Data extracted from a collection:
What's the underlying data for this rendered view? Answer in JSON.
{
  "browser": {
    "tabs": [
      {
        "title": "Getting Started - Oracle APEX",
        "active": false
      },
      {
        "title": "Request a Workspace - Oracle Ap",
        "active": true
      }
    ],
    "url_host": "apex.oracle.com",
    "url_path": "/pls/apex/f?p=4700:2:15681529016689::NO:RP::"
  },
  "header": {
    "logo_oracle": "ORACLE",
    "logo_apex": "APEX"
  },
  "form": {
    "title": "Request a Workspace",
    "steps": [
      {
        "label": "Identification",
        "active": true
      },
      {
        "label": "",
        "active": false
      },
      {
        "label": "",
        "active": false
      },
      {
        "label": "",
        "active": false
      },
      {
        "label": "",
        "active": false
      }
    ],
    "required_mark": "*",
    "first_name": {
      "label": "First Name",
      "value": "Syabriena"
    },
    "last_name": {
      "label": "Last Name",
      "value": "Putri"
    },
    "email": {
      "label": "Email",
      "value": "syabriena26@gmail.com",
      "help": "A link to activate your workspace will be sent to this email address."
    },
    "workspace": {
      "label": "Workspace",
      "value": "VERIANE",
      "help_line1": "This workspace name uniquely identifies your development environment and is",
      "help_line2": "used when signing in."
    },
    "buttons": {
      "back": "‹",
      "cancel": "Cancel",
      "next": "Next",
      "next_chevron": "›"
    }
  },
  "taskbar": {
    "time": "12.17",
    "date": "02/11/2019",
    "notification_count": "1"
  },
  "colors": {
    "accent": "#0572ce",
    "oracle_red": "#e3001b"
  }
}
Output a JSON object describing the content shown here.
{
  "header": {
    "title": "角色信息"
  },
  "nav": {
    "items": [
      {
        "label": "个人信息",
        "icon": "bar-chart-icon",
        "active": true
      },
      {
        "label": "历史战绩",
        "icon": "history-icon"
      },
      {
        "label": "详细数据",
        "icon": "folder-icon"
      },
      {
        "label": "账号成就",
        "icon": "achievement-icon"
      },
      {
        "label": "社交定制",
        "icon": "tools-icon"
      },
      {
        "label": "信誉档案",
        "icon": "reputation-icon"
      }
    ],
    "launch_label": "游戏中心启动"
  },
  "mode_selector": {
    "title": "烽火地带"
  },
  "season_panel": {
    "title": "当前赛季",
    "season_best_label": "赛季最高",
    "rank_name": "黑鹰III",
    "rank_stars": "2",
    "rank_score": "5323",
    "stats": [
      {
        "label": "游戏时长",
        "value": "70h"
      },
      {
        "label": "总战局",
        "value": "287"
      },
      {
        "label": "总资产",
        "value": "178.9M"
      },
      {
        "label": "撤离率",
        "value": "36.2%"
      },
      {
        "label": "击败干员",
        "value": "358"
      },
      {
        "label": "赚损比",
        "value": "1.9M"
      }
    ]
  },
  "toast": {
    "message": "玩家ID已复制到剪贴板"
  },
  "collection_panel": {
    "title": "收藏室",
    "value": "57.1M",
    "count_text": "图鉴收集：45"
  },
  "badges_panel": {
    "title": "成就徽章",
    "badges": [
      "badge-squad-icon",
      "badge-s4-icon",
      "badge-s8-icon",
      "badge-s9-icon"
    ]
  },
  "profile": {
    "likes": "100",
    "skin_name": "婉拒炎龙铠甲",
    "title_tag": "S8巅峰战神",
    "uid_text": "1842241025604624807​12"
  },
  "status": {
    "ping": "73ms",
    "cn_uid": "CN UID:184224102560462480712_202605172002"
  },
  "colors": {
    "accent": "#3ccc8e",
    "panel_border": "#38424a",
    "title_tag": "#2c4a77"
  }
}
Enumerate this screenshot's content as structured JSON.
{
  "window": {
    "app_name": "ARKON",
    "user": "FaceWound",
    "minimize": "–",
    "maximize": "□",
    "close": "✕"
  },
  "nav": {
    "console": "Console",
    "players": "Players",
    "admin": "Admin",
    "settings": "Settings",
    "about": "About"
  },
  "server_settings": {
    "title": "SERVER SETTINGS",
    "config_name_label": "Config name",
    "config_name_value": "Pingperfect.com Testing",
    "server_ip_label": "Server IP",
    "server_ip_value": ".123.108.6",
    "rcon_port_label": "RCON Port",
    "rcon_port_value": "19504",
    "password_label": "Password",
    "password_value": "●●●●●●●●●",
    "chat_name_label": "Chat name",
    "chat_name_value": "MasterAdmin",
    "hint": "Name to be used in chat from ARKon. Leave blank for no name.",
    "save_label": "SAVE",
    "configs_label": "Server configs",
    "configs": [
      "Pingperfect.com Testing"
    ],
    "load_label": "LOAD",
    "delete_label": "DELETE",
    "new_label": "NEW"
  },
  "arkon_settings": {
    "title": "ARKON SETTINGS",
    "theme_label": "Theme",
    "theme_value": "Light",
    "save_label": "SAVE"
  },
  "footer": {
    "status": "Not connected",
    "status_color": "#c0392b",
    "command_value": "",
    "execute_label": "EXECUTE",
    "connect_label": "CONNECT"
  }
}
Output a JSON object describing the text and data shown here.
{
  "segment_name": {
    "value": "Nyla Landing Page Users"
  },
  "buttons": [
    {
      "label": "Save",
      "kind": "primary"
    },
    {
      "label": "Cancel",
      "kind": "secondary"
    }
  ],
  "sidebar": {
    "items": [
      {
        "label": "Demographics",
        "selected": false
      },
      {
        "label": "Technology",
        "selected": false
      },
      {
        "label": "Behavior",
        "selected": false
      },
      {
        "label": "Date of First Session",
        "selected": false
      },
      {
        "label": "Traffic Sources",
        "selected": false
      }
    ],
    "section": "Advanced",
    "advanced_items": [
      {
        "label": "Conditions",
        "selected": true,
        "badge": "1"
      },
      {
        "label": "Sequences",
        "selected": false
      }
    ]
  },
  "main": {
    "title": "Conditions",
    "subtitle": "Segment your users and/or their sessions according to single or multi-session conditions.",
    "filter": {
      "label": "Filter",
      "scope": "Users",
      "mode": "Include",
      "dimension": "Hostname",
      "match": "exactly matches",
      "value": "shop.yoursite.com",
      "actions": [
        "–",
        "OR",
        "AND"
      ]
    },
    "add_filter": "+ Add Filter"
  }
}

## Problem to solve
Extract each line holding the word "Pingperfect" from the records.

## Result
    "config_name_value": "Pingperfect.com Testing",
      "Pingperfect.com Testing"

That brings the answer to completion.